Stated task: Rewrite each line of the records below as a numbered list, omitting any blank lines.

Data shown:
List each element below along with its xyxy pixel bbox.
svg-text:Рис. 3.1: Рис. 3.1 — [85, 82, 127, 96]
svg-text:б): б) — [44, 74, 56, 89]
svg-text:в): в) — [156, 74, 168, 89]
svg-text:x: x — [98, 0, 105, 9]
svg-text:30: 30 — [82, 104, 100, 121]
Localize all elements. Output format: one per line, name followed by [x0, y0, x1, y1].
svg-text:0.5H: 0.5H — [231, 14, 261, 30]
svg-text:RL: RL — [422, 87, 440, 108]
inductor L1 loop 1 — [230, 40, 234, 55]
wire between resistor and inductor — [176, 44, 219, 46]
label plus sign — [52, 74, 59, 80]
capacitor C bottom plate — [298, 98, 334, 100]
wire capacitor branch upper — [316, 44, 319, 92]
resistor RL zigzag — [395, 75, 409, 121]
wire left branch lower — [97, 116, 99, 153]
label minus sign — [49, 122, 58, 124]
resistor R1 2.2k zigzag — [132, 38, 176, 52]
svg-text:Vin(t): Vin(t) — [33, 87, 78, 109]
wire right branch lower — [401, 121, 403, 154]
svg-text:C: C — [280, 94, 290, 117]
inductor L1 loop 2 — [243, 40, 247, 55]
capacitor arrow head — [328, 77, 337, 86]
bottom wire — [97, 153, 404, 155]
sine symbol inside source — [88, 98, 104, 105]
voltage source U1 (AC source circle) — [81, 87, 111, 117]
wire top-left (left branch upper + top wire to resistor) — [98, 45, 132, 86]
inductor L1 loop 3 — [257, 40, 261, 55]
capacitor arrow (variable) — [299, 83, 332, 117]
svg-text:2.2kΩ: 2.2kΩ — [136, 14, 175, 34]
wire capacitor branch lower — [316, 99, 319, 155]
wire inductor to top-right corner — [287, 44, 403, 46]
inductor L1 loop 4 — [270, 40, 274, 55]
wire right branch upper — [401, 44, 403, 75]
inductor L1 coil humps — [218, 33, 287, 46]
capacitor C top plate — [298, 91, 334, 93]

Written solution:
1. List each element below along with its xyxy pixel bbox.
2. svg-text:Рис. 3.1: Рис. 3.1 — [85, 82, 127, 96]
3. svg-text:б): б) — [44, 74, 56, 89]
4. svg-text:в): в) — [156, 74, 168, 89]
5. svg-text:x: x — [98, 0, 105, 9]
6. svg-text:30: 30 — [82, 104, 100, 121]
7. Localize all elements. Output format: one per line, name followed by [x0, y0, x1, y1].
8. svg-text:0.5H: 0.5H — [231, 14, 261, 30]
9. svg-text:RL: RL — [422, 87, 440, 108]
10. inductor L1 loop 1 — [230, 40, 234, 55]
11. wire between resistor and inductor — [176, 44, 219, 46]
12. label plus sign — [52, 74, 59, 80]
13. capacitor C bottom plate — [298, 98, 334, 100]
14. wire capacitor branch upper — [316, 44, 319, 92]
15. resistor RL zigzag — [395, 75, 409, 121]
16. wire left branch lower — [97, 116, 99, 153]
17. label minus sign — [49, 122, 58, 124]
18. resistor R1 2.2k zigzag — [132, 38, 176, 52]
19. svg-text:Vin(t): Vin(t) — [33, 87, 78, 109]
20. wire right branch lower — [401, 121, 403, 154]
21. svg-text:C: C — [280, 94, 290, 117]
22. inductor L1 loop 2 — [243, 40, 247, 55]
23. capacitor arrow head — [328, 77, 337, 86]
24. bottom wire — [97, 153, 404, 155]
25. sine symbol inside source — [88, 98, 104, 105]
26. voltage source U1 (AC source circle) — [81, 87, 111, 117]
27. wire top-left (left branch upper + top wire to resistor) — [98, 45, 132, 86]
28. inductor L1 loop 3 — [257, 40, 261, 55]
29. capacitor arrow (variable) — [299, 83, 332, 117]
30. svg-text:2.2kΩ: 2.2kΩ — [136, 14, 175, 34]
31. wire capacitor branch lower — [316, 99, 319, 155]
32. wire inductor to top-right corner — [287, 44, 403, 46]
33. inductor L1 loop 4 — [270, 40, 274, 55]
34. wire right branch upper — [401, 44, 403, 75]
35. inductor L1 coil humps — [218, 33, 287, 46]
36. capacitor C top plate — [298, 91, 334, 93]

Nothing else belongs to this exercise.